Aim of the task: Return the rows word for word, from the very first line through the line containing "x-tick-label: 0 xyxy=(1423,1135,1449,1187)".
----------
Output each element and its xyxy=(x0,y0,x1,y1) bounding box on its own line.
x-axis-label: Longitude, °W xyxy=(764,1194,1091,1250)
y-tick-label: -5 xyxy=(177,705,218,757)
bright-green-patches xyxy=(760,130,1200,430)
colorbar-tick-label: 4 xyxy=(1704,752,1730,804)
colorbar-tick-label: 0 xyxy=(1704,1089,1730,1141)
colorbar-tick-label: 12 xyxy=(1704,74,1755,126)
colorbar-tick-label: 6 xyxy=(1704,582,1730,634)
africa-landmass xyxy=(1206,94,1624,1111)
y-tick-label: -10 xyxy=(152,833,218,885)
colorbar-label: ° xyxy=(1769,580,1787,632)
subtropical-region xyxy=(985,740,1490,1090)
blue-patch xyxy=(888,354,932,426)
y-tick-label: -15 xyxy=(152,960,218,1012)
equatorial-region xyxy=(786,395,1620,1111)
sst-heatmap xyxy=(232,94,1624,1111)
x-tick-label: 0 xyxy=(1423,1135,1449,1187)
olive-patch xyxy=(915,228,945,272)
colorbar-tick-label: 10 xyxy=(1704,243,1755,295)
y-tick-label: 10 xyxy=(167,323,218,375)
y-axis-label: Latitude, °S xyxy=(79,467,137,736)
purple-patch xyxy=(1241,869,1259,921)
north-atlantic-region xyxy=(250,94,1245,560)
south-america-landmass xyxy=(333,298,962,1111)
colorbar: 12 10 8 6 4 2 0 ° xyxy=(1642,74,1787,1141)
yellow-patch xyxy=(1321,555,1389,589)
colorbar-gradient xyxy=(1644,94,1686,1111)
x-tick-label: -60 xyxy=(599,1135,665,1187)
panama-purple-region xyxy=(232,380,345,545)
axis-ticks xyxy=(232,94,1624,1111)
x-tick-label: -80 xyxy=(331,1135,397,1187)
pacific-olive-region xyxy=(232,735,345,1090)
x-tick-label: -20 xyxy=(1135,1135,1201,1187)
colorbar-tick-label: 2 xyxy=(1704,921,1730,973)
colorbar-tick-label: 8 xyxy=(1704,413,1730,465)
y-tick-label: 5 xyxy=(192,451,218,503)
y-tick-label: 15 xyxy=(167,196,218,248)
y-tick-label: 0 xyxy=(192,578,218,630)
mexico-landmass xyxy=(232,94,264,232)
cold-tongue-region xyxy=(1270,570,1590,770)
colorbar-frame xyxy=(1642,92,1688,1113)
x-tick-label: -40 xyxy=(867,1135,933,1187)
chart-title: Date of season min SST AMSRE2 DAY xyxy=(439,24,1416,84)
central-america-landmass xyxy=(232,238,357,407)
----------
Written answer:
Output each element and its xyxy=(x0,y0,x1,y1) bounding box on its own line.
x-axis-label: Longitude, °W xyxy=(764,1194,1091,1250)
y-tick-label: -5 xyxy=(177,705,218,757)
bright-green-patches xyxy=(760,130,1200,430)
colorbar-tick-label: 4 xyxy=(1704,752,1730,804)
colorbar-tick-label: 0 xyxy=(1704,1089,1730,1141)
colorbar-tick-label: 12 xyxy=(1704,74,1755,126)
colorbar-tick-label: 6 xyxy=(1704,582,1730,634)
africa-landmass xyxy=(1206,94,1624,1111)
y-tick-label: -10 xyxy=(152,833,218,885)
colorbar-label: ° xyxy=(1769,580,1787,632)
subtropical-region xyxy=(985,740,1490,1090)
blue-patch xyxy=(888,354,932,426)
y-tick-label: -15 xyxy=(152,960,218,1012)
equatorial-region xyxy=(786,395,1620,1111)
sst-heatmap xyxy=(232,94,1624,1111)
x-tick-label: 0 xyxy=(1423,1135,1449,1187)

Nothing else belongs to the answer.